Information shown:
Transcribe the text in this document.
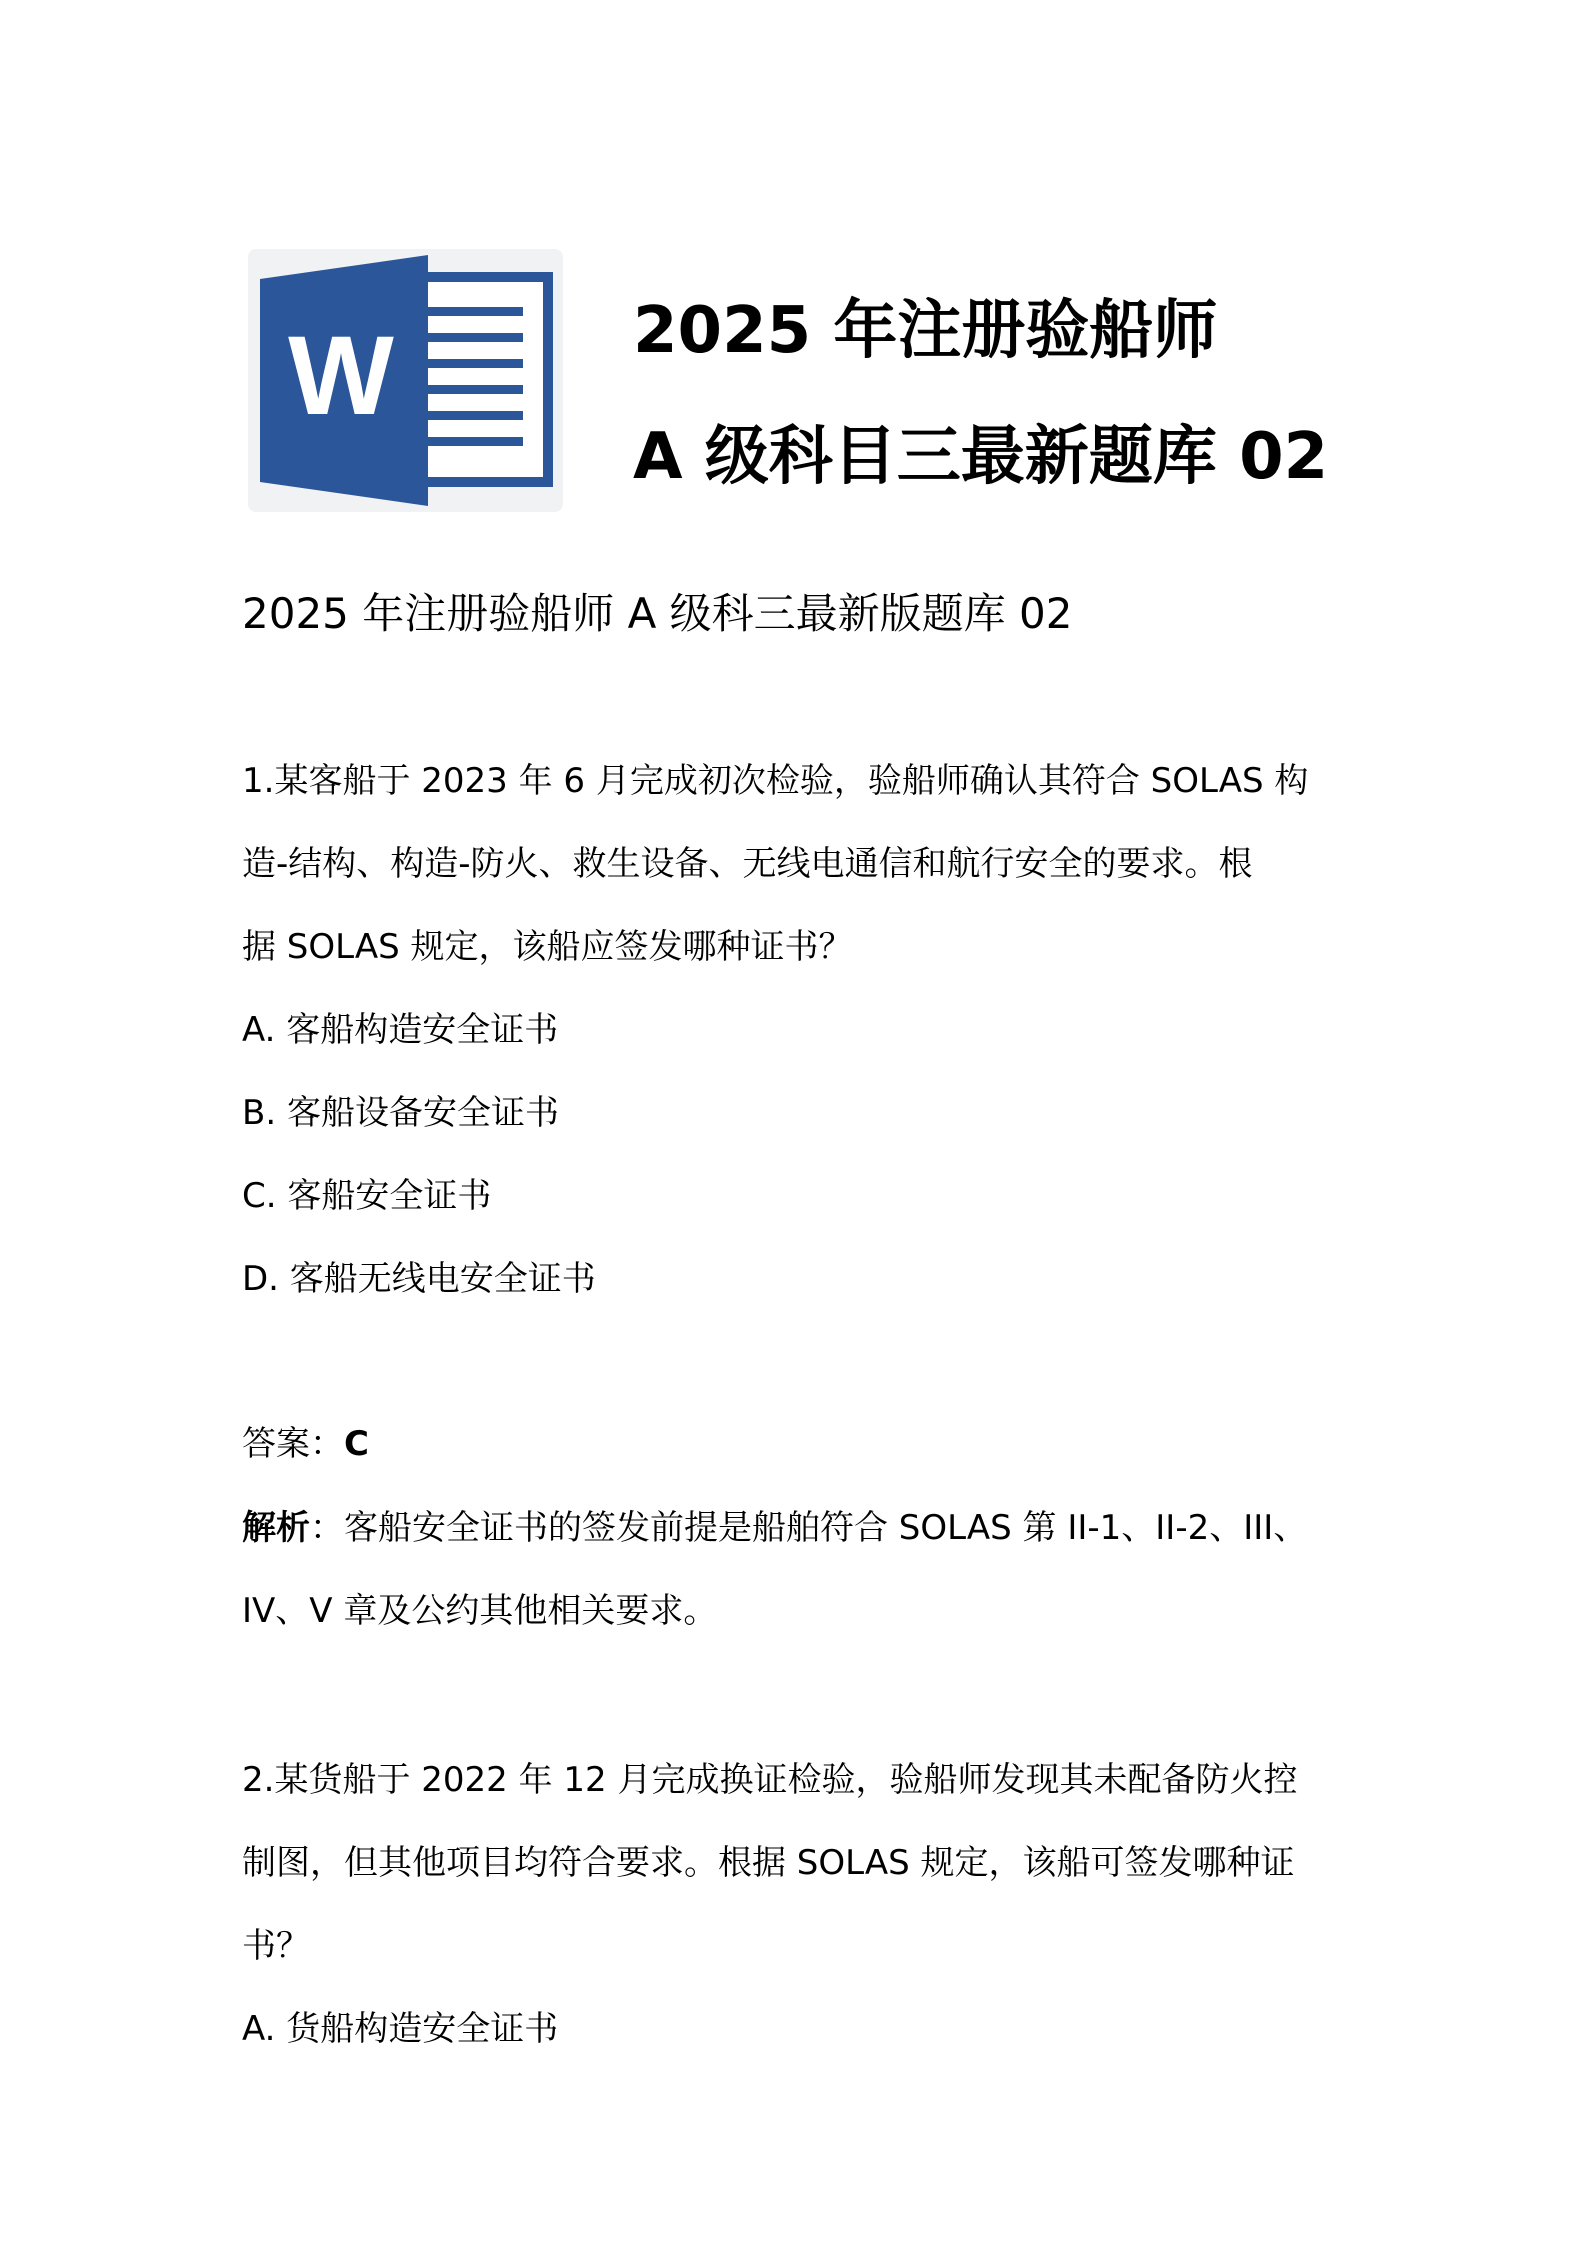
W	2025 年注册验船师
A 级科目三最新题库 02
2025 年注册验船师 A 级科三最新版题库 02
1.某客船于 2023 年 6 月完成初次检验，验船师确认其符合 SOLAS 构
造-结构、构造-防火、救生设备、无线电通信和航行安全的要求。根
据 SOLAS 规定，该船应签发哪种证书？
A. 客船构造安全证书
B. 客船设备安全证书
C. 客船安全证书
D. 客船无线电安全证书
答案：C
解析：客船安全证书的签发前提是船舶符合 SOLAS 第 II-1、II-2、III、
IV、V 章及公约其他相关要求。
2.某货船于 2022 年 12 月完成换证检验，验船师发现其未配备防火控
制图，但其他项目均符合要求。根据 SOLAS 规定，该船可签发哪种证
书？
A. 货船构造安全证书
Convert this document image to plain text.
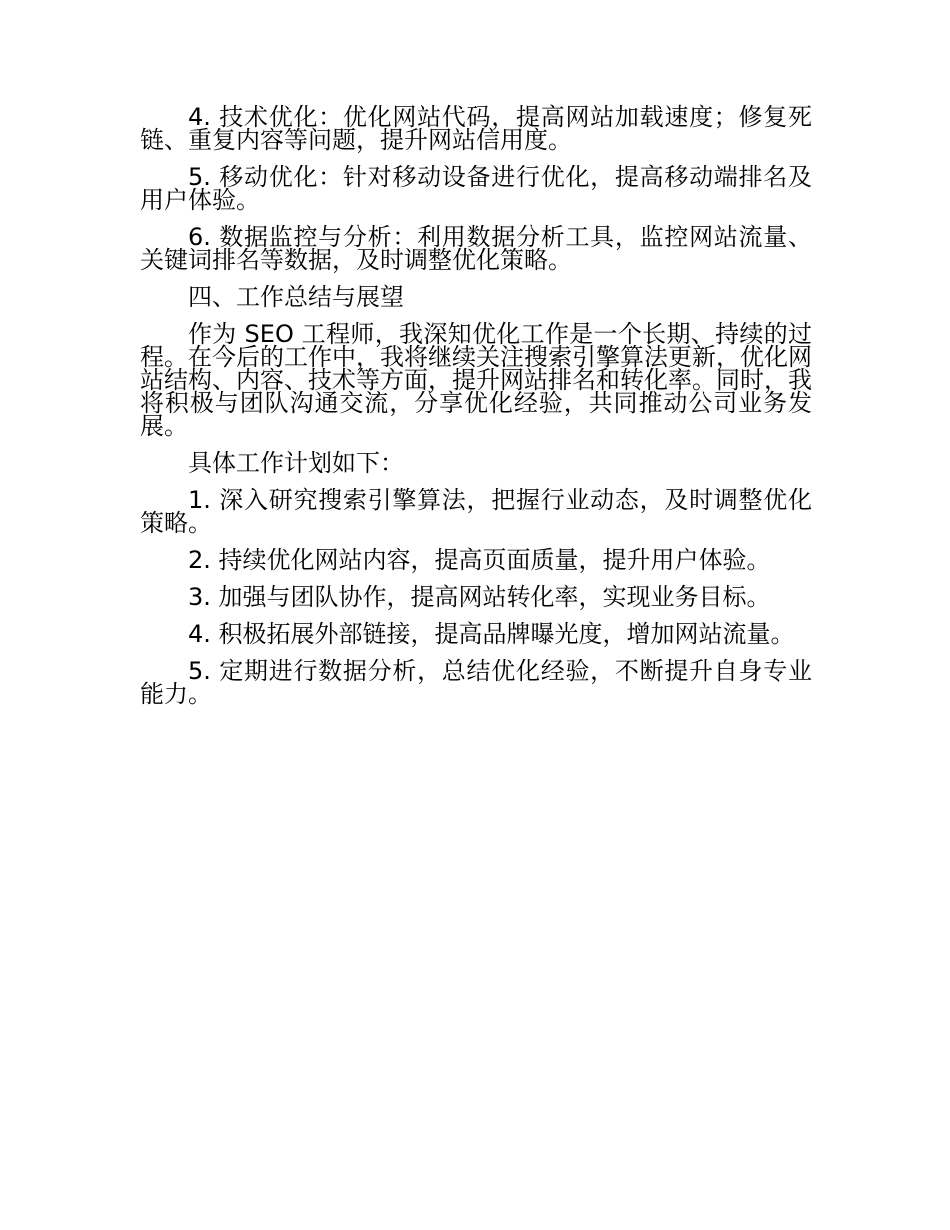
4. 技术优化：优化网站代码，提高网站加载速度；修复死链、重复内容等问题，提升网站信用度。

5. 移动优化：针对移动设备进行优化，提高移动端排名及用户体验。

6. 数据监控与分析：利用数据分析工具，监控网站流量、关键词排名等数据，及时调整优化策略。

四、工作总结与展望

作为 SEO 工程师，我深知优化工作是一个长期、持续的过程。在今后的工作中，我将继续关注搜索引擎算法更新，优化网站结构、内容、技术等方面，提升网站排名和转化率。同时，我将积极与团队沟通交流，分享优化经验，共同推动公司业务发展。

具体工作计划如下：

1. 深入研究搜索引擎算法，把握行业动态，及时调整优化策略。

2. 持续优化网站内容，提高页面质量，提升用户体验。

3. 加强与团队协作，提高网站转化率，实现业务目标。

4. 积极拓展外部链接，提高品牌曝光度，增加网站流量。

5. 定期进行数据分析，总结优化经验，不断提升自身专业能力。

The exercise: A faithful copy of the records above is needed, with the pictures left out.

Reply:
Transcribe the text in this document.
W	2025 年注册验船师
A 级科目三最新题库 02
2025 年注册验船师 A 级科三最新版题库 02
1.某客船于 2023 年 6 月完成初次检验，验船师确认其符合 SOLAS 构
造-结构、构造-防火、救生设备、无线电通信和航行安全的要求。根
据 SOLAS 规定，该船应签发哪种证书？
A. 客船构造安全证书
B. 客船设备安全证书
C. 客船安全证书
D. 客船无线电安全证书
答案：C
解析：客船安全证书的签发前提是船舶符合 SOLAS 第 II-1、II-2、III、
IV、V 章及公约其他相关要求。
2.某货船于 2022 年 12 月完成换证检验，验船师发现其未配备防火控
制图，但其他项目均符合要求。根据 SOLAS 规定，该船可签发哪种证
书？
A. 货船构造安全证书
Convert this document image to plain text.
4. 技术优化：优化网站代码，提高网站加载速度；修复死链、重复内容等问题，提升网站信用度。

5. 移动优化：针对移动设备进行优化，提高移动端排名及用户体验。

6. 数据监控与分析：利用数据分析工具，监控网站流量、关键词排名等数据，及时调整优化策略。

四、工作总结与展望

作为 SEO 工程师，我深知优化工作是一个长期、持续的过程。在今后的工作中，我将继续关注搜索引擎算法更新，优化网站结构、内容、技术等方面，提升网站排名和转化率。同时，我将积极与团队沟通交流，分享优化经验，共同推动公司业务发展。

具体工作计划如下：

1. 深入研究搜索引擎算法，把握行业动态，及时调整优化策略。

2. 持续优化网站内容，提高页面质量，提升用户体验。

3. 加强与团队协作，提高网站转化率，实现业务目标。

4. 积极拓展外部链接，提高品牌曝光度，增加网站流量。

5. 定期进行数据分析，总结优化经验，不断提升自身专业能力。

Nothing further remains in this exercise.